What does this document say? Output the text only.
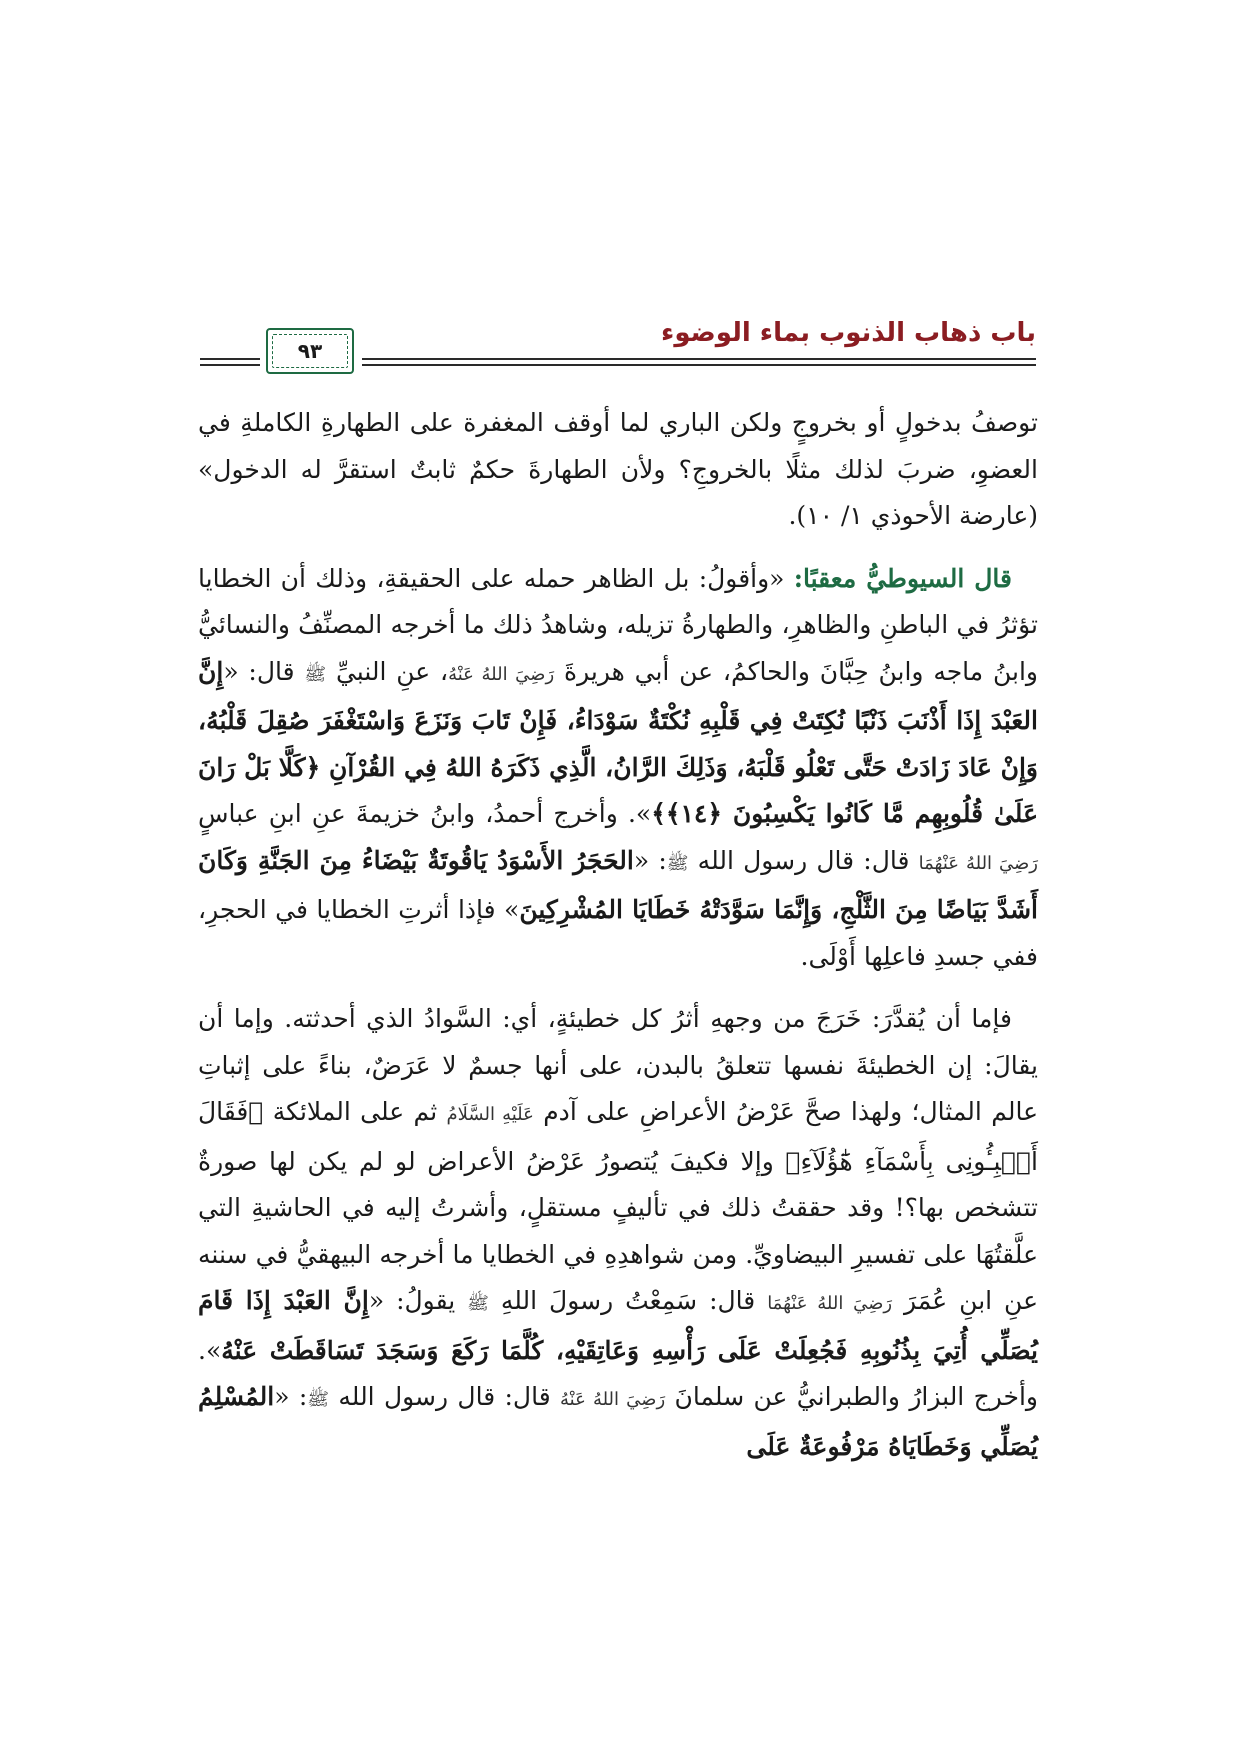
باب ذهاب الذنوب بماء الوضوء
٩٣

توصفُ بدخولٍ أو بخروجٍ ولكن الباري لما أوقف المغفرة على الطهارةِ الكاملةِ في العضوِ، ضربَ لذلك مثلًا بالخروجِ؟ ولأن الطهارةَ حكمٌ ثابتٌ استقرَّ له الدخول» (عارضة الأحوذي ١/ ١٠).

قال السيوطيُّ معقبًا: «وأقولُ: بل الظاهر حمله على الحقيقةِ، وذلك أن الخطايا تؤثرُ في الباطنِ والظاهرِ، والطهارةُ تزيله، وشاهدُ ذلك ما أخرجه المصنِّفُ والنسائيُّ وابنُ ماجه وابنُ حِبَّانَ والحاكمُ، عن أبي هريرةَ رَضِيَ اللهُ عَنْهُ، عنِ النبيِّ ﷺ قال: «إِنَّ العَبْدَ إِذَا أَذْنَبَ ذَنْبًا نُكِتَتْ فِي قَلْبِهِ نُكْتَةٌ سَوْدَاءُ، فَإِنْ تَابَ وَنَزَعَ وَاسْتَغْفَرَ صُقِلَ قَلْبُهُ، وَإِنْ عَادَ زَادَتْ حَتَّى تَعْلُو قَلْبَهُ، وَذَلِكَ الرَّانُ، الَّذِي ذَكَرَهُ اللهُ فِي القُرْآنِ ﴿كَلَّا بَلْ رَانَ عَلَىٰ قُلُوبِهِم مَّا كَانُوا يَكْسِبُونَ ﴿١٤﴾﴾». وأخرج أحمدُ، وابنُ خزيمةَ عنِ ابنِ عباسٍ رَضِيَ اللهُ عَنْهُمَا قال: قال رسول الله ﷺ: «الحَجَرُ الأَسْوَدُ يَاقُوتَةٌ بَيْضَاءُ مِنَ الجَنَّةِ وَكَانَ أَشَدَّ بَيَاضًا مِنَ الثَّلْجِ، وَإِنَّمَا سَوَّدَتْهُ خَطَايَا المُشْرِكِينَ» فإذا أثرتِ الخطايا في الحجرِ، ففي جسدِ فاعلِها أَوْلَى.

فإما أن يُقدَّرَ: خَرَجَ من وجههِ أثرُ كل خطيئةٍ، أي: السَّوادُ الذي أحدثته. وإما أن يقالَ: إن الخطيئةَ نفسها تتعلقُ بالبدن، على أنها جسمٌ لا عَرَضٌ، بناءً على إثباتِ عالم المثال؛ ولهذا صحَّ عَرْضُ الأعراضِ على آدم عَلَيْهِ السَّلَامُ ثم على الملائكة ﴿فَقَالَ أَنۢبِـُٔونِى بِأَسْمَآءِ هَٰٓؤُلَآءِ﴾ وإلا فكيفَ يُتصورُ عَرْضُ الأعراض لو لم يكن لها صورةٌ تتشخص بها؟! وقد حققتُ ذلك في تأليفٍ مستقلٍ، وأشرتُ إليه في الحاشيةِ التي علَّقتُهَا على تفسيرِ البيضاويِّ. ومن شواهدِهِ في الخطايا ما أخرجه البيهقيُّ في سننه عنِ ابنِ عُمَرَ رَضِيَ اللهُ عَنْهُمَا قال: سَمِعْتُ رسولَ اللهِ ﷺ يقولُ: «إِنَّ العَبْدَ إِذَا قَامَ يُصَلِّي أُتِيَ بِذُنُوبِهِ فَجُعِلَتْ عَلَى رَأْسِهِ وَعَاتِقَيْهِ، كُلَّمَا رَكَعَ وَسَجَدَ تَسَاقَطَتْ عَنْهُ». وأخرج البزارُ والطبرانيُّ عن سلمانَ رَضِيَ اللهُ عَنْهُ قال: قال رسول الله ﷺ: «المُسْلِمُ يُصَلِّي وَخَطَايَاهُ مَرْفُوعَةٌ عَلَى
========================================
Return all of the entries exactly as written, but drop any pictures they hold.

What does this document say? Output the text only.
باب ذهاب الذنوب بماء الوضوء
٩٣

توصفُ بدخولٍ أو بخروجٍ ولكن الباري لما أوقف المغفرة على الطهارةِ الكاملةِ في العضوِ، ضربَ لذلك مثلًا بالخروجِ؟ ولأن الطهارةَ حكمٌ ثابتٌ استقرَّ له الدخول» (عارضة الأحوذي ١/ ١٠).

قال السيوطيُّ معقبًا: «وأقولُ: بل الظاهر حمله على الحقيقةِ، وذلك أن الخطايا تؤثرُ في الباطنِ والظاهرِ، والطهارةُ تزيله، وشاهدُ ذلك ما أخرجه المصنِّفُ والنسائيُّ وابنُ ماجه وابنُ حِبَّانَ والحاكمُ، عن أبي هريرةَ رَضِيَ اللهُ عَنْهُ، عنِ النبيِّ ﷺ قال: «إِنَّ العَبْدَ إِذَا أَذْنَبَ ذَنْبًا نُكِتَتْ فِي قَلْبِهِ نُكْتَةٌ سَوْدَاءُ، فَإِنْ تَابَ وَنَزَعَ وَاسْتَغْفَرَ صُقِلَ قَلْبُهُ، وَإِنْ عَادَ زَادَتْ حَتَّى تَعْلُو قَلْبَهُ، وَذَلِكَ الرَّانُ، الَّذِي ذَكَرَهُ اللهُ فِي القُرْآنِ ﴿كَلَّا بَلْ رَانَ عَلَىٰ قُلُوبِهِم مَّا كَانُوا يَكْسِبُونَ ﴿١٤﴾﴾». وأخرج أحمدُ، وابنُ خزيمةَ عنِ ابنِ عباسٍ رَضِيَ اللهُ عَنْهُمَا قال: قال رسول الله ﷺ: «الحَجَرُ الأَسْوَدُ يَاقُوتَةٌ بَيْضَاءُ مِنَ الجَنَّةِ وَكَانَ أَشَدَّ بَيَاضًا مِنَ الثَّلْجِ، وَإِنَّمَا سَوَّدَتْهُ خَطَايَا المُشْرِكِينَ» فإذا أثرتِ الخطايا في الحجرِ، ففي جسدِ فاعلِها أَوْلَى.

فإما أن يُقدَّرَ: خَرَجَ من وجههِ أثرُ كل خطيئةٍ، أي: السَّوادُ الذي أحدثته. وإما أن يقالَ: إن الخطيئةَ نفسها تتعلقُ بالبدن، على أنها جسمٌ لا عَرَضٌ، بناءً على إثباتِ عالم المثال؛ ولهذا صحَّ عَرْضُ الأعراضِ على آدم عَلَيْهِ السَّلَامُ ثم على الملائكة ﴿فَقَالَ أَنۢبِـُٔونِى بِأَسْمَآءِ هَٰٓؤُلَآءِ﴾ وإلا فكيفَ يُتصورُ عَرْضُ الأعراض لو لم يكن لها صورةٌ تتشخص بها؟! وقد حققتُ ذلك في تأليفٍ مستقلٍ، وأشرتُ إليه في الحاشيةِ التي علَّقتُهَا على تفسيرِ البيضاويِّ. ومن شواهدِهِ في الخطايا ما أخرجه البيهقيُّ في سننه عنِ ابنِ عُمَرَ رَضِيَ اللهُ عَنْهُمَا قال: سَمِعْتُ رسولَ اللهِ ﷺ يقولُ: «إِنَّ العَبْدَ إِذَا قَامَ يُصَلِّي أُتِيَ بِذُنُوبِهِ فَجُعِلَتْ عَلَى رَأْسِهِ وَعَاتِقَيْهِ، كُلَّمَا رَكَعَ وَسَجَدَ تَسَاقَطَتْ عَنْهُ». وأخرج البزارُ والطبرانيُّ عن سلمانَ رَضِيَ اللهُ عَنْهُ قال: قال رسول الله ﷺ: «المُسْلِمُ يُصَلِّي وَخَطَايَاهُ مَرْفُوعَةٌ عَلَى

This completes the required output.